Data records:

--- start ---

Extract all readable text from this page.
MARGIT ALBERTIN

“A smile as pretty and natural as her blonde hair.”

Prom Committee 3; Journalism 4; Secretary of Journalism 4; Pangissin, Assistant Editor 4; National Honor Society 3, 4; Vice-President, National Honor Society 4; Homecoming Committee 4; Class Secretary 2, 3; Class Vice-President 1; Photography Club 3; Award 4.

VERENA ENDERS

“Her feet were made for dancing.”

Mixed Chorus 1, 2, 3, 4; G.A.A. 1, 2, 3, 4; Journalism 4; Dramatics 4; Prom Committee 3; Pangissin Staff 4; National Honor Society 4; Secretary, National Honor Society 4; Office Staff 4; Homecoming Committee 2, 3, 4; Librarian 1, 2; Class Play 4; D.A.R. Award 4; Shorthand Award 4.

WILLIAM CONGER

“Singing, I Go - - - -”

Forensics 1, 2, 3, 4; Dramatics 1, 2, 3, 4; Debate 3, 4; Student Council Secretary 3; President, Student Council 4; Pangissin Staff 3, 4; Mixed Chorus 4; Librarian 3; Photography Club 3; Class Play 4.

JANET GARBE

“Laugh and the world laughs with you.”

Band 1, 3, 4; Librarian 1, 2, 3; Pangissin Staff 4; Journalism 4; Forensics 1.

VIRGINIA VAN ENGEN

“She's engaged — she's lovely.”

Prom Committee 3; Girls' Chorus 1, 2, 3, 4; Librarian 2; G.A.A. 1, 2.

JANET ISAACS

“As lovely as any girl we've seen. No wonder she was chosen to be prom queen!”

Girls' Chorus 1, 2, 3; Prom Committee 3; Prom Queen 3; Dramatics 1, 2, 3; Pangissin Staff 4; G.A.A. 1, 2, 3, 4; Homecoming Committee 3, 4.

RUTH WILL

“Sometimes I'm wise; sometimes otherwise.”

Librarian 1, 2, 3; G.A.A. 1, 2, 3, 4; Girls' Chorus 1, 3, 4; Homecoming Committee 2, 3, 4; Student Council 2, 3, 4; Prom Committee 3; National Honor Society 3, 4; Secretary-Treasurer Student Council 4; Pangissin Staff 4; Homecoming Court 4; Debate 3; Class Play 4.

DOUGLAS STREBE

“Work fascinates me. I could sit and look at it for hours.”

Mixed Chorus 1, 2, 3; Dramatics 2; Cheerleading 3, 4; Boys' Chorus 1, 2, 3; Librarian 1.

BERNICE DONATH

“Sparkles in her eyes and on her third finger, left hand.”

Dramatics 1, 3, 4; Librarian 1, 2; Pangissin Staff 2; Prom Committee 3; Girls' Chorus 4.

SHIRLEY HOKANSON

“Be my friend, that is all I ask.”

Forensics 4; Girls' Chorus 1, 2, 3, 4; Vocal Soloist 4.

--- end ---

Task: Wherever a line in the data above holds "Debate", copy that line.

Solution for this exercise:
Forensics 1, 2, 3, 4; Dramatics 1, 2, 3, 4; Debate 3, 4; Student Council Secretary 3; President, Student Council 4; Pangissin Staff 3, 4; Mixed Chorus 4; Librarian 3; Photography Club 3; Class Play 4.
Librarian 1, 2, 3; G.A.A. 1, 2, 3, 4; Girls' Chorus 1, 3, 4; Homecoming Committee 2, 3, 4; Student Council 2, 3, 4; Prom Committee 3; National Honor Society 3, 4; Secretary-Treasurer Student Council 4; Pangissin Staff 4; Homecoming Court 4; Debate 3; Class Play 4.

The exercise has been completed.